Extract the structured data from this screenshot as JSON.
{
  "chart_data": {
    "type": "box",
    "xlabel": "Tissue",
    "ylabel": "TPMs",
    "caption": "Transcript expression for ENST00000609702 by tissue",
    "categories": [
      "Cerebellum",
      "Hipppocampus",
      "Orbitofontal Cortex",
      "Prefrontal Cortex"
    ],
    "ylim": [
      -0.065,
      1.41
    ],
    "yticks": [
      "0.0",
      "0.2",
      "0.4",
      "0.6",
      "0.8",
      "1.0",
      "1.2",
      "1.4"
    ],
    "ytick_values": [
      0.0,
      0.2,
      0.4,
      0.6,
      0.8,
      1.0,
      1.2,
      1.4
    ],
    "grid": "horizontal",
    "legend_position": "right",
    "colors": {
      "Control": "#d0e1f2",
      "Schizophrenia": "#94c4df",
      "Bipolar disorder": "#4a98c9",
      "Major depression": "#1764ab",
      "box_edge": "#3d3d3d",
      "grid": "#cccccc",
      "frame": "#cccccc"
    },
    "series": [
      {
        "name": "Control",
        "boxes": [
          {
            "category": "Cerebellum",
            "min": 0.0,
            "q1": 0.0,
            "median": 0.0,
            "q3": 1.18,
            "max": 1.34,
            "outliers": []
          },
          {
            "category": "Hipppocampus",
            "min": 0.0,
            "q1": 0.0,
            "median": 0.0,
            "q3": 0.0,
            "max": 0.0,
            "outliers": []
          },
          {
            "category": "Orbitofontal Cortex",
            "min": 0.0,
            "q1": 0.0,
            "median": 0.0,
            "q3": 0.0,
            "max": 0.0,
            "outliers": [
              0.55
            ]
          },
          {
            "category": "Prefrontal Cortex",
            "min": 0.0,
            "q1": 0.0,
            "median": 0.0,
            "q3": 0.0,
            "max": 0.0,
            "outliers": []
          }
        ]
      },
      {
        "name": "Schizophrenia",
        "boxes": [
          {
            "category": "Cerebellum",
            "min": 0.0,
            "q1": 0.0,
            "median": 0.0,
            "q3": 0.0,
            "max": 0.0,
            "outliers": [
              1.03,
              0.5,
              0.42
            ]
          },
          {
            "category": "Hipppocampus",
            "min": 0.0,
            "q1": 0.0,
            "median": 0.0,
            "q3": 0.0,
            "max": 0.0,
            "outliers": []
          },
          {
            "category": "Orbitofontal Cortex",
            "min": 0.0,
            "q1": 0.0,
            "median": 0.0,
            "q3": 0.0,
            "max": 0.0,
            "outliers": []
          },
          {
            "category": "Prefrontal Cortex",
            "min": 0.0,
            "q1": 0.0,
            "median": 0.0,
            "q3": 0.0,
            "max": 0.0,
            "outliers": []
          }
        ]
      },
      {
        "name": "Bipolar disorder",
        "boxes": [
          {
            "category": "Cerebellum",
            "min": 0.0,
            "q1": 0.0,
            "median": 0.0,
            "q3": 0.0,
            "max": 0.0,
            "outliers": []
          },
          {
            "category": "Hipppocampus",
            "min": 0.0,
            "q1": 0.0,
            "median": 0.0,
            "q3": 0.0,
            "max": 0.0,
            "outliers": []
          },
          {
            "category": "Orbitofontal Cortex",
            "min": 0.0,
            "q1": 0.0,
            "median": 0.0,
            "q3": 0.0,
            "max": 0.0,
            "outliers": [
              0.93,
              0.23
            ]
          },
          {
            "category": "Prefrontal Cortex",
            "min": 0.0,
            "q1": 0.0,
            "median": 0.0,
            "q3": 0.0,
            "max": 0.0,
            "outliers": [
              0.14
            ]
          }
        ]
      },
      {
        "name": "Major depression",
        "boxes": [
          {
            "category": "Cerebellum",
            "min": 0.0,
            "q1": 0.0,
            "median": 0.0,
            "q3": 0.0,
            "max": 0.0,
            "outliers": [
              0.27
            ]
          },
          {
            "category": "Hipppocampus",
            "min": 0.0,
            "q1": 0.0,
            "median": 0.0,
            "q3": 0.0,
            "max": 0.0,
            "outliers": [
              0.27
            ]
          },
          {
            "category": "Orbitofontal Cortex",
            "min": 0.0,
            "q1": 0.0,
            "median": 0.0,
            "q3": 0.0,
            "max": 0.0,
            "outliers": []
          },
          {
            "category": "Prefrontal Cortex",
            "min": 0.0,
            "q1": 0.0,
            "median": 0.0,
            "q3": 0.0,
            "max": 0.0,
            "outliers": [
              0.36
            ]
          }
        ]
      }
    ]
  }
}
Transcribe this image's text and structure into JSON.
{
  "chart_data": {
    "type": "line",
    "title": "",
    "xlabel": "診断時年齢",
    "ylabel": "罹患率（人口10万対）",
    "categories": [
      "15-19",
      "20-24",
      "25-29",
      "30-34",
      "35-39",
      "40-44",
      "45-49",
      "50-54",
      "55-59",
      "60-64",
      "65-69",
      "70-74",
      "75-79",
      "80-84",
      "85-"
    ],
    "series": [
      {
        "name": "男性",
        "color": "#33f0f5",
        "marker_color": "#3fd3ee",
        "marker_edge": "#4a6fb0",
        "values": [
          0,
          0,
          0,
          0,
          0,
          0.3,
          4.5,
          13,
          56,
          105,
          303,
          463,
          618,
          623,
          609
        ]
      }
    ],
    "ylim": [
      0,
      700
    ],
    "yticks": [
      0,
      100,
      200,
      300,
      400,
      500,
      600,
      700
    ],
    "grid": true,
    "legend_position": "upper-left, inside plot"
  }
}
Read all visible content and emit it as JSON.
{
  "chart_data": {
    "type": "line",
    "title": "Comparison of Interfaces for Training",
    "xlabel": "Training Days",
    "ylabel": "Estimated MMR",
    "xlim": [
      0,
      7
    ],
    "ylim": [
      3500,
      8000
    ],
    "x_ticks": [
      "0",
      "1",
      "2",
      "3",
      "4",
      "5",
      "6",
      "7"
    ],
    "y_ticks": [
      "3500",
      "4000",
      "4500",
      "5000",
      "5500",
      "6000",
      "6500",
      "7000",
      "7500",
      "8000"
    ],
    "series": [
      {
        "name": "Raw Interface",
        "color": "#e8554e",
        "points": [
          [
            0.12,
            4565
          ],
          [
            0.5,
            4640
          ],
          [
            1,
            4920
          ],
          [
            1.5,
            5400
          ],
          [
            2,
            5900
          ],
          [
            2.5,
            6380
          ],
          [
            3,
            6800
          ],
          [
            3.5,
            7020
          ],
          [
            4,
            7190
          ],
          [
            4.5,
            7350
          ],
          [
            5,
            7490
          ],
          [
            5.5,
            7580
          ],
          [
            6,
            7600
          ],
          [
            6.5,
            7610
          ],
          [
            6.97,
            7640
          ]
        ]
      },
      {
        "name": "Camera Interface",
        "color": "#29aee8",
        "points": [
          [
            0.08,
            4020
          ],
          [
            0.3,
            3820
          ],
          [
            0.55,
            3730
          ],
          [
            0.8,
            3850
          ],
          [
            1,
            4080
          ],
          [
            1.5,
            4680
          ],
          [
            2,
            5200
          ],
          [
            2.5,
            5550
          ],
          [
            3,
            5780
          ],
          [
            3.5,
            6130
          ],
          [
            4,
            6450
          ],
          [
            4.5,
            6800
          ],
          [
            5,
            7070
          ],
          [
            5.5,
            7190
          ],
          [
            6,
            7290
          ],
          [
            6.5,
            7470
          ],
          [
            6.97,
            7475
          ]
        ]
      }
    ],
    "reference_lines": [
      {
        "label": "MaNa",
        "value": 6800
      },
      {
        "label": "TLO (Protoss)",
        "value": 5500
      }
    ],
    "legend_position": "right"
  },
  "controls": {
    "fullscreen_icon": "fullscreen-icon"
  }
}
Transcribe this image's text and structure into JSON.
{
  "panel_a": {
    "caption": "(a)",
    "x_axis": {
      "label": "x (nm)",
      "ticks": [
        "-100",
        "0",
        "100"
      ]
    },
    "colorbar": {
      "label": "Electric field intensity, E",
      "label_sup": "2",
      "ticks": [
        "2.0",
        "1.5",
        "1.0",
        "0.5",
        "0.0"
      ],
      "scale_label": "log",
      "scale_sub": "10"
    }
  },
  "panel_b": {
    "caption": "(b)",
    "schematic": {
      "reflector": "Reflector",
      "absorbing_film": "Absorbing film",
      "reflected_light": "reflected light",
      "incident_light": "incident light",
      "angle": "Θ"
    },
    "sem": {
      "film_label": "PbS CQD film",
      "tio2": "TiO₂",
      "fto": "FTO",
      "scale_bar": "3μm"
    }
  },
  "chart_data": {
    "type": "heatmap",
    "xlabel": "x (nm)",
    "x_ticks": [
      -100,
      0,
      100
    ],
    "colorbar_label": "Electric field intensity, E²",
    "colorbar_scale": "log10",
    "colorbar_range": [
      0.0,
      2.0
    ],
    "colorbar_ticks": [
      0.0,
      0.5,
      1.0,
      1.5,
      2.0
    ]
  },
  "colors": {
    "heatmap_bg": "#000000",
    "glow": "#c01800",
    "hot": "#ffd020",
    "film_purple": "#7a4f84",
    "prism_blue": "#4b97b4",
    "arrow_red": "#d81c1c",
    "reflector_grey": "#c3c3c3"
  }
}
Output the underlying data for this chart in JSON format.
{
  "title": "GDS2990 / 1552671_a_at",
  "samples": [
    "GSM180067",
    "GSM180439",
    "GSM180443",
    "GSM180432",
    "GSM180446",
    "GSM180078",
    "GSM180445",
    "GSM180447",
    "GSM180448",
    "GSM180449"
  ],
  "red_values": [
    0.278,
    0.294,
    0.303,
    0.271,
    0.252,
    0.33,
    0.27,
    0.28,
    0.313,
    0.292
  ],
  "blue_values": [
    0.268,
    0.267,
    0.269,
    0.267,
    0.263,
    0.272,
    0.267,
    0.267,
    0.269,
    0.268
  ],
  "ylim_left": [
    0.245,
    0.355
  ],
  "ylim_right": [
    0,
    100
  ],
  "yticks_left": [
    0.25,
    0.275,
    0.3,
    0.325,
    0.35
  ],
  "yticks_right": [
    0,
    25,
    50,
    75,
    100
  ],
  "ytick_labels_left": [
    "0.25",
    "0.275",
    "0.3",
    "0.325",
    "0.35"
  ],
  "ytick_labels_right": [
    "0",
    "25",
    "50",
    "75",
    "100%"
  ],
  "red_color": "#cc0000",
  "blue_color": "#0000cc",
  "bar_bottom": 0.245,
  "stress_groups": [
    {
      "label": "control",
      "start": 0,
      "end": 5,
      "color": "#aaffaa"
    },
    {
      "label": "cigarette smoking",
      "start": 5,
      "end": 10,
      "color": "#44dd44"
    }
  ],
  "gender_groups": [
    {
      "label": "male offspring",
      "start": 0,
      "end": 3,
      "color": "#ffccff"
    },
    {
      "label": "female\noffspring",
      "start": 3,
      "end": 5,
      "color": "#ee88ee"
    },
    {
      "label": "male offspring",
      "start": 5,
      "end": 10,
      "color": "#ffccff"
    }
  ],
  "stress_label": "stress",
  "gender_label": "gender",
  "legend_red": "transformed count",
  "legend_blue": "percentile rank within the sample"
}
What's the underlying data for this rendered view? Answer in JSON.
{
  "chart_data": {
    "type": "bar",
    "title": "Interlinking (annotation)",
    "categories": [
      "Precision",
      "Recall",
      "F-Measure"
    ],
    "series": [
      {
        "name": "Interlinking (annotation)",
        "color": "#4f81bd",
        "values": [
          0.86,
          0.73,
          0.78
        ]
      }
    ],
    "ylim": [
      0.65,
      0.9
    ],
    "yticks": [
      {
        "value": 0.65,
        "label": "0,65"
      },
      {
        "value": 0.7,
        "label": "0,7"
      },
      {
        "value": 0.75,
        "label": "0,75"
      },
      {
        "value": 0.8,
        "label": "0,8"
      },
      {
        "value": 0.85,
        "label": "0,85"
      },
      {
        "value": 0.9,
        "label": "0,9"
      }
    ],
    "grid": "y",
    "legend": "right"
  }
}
──────
» **What is asked**
Locate all lines in the listing above with the word "xlabel". Copy them.

» **Reply to the task**
    "xlabel": "Tissue",
    "xlabel": "診断時年齢",
    "xlabel": "Training Days",
    "xlabel": "x (nm)",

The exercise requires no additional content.